> Task directions
Copy out, from the entries below, each line holding the string "mapy".

** START Material for the task **

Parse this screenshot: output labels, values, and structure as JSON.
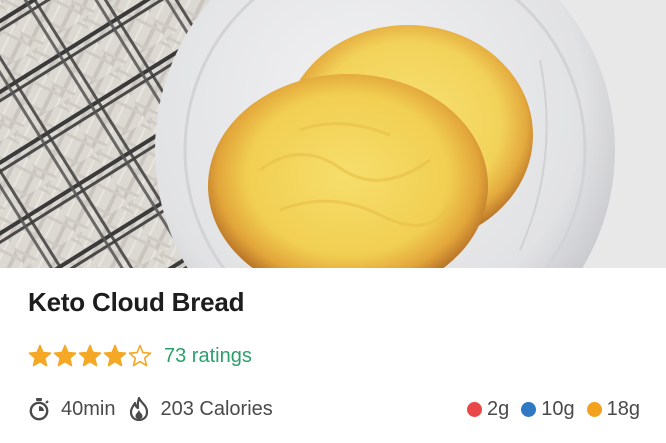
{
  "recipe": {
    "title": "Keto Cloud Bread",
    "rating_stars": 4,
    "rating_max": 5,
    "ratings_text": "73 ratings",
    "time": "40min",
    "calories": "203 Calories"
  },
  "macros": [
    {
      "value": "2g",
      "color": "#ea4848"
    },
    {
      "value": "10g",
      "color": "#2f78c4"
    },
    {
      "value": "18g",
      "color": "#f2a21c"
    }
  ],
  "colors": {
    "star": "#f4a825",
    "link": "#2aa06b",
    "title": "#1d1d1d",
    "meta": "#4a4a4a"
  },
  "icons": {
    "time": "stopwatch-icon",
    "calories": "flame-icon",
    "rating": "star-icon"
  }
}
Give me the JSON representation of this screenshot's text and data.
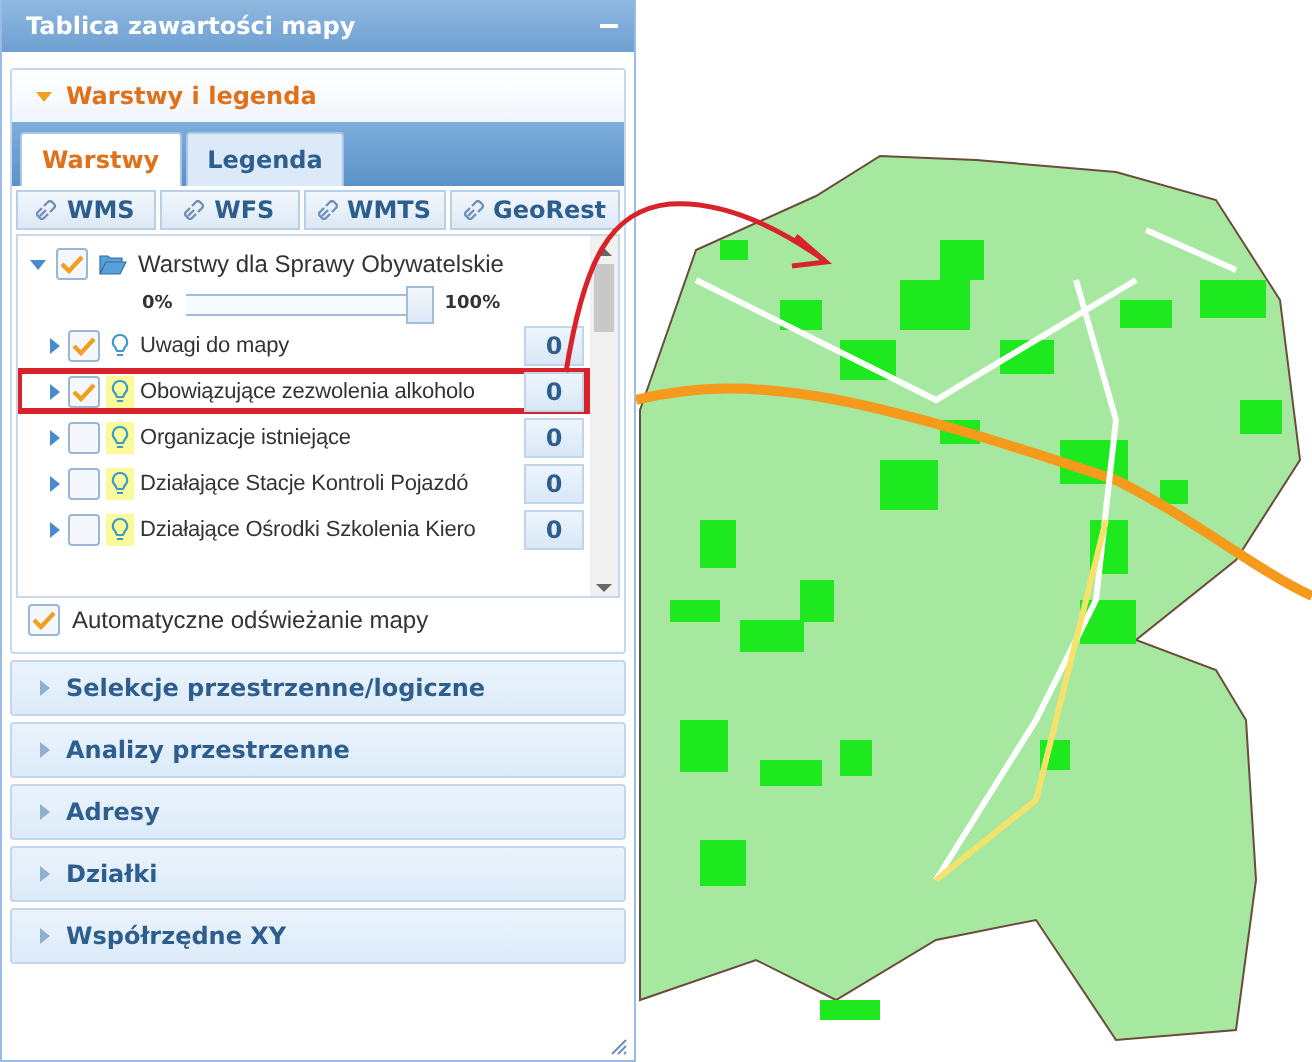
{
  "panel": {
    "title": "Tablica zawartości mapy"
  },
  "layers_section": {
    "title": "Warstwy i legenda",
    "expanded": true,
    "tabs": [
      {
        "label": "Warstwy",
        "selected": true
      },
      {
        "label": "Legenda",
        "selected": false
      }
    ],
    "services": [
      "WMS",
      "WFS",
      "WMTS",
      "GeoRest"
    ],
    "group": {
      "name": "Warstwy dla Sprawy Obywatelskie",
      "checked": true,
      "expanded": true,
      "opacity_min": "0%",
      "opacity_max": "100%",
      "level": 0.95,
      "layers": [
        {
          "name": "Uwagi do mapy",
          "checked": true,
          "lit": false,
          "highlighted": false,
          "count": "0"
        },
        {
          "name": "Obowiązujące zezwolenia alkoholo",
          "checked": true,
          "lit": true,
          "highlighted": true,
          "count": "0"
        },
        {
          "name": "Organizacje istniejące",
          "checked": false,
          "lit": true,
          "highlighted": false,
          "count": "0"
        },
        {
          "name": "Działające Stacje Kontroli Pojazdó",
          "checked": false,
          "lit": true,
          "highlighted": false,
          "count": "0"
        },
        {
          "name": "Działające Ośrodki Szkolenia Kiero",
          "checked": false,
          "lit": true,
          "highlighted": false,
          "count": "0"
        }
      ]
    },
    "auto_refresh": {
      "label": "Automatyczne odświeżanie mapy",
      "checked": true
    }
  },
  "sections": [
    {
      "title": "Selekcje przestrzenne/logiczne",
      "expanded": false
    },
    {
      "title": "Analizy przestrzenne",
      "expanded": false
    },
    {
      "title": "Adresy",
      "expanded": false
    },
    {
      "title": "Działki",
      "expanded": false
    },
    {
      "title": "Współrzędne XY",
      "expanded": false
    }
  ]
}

** END Material for the task **
** START Material for the task **

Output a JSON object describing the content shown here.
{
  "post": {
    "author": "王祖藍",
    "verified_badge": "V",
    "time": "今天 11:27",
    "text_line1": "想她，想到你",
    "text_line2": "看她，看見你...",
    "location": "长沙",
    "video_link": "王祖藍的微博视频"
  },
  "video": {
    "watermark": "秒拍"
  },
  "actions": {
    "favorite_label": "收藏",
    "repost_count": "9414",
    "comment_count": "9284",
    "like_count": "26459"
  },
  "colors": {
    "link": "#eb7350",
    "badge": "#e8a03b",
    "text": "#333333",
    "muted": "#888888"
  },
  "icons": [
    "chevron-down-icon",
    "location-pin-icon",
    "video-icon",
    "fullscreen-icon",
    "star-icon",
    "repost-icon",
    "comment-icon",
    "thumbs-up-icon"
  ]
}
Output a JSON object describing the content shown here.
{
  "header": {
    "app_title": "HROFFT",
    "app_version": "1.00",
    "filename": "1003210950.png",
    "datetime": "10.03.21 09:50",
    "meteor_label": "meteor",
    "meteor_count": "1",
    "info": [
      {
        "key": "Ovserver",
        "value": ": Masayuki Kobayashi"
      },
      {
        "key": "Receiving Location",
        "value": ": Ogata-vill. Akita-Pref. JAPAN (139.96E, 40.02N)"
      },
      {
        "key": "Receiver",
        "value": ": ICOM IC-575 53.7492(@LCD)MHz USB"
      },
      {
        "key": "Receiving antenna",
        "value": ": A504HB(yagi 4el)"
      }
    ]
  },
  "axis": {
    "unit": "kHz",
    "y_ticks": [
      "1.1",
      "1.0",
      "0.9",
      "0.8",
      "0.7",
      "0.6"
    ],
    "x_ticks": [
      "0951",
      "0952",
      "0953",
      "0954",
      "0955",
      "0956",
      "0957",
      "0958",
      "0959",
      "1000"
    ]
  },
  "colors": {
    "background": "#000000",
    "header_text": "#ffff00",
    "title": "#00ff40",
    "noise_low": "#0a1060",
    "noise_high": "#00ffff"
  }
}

** END Material for the task **

> Written reply
    "title": "Tablica zawartości mapy"
          "name": "Uwagi do mapy",
      "label": "Automatyczne odświeżanie mapy",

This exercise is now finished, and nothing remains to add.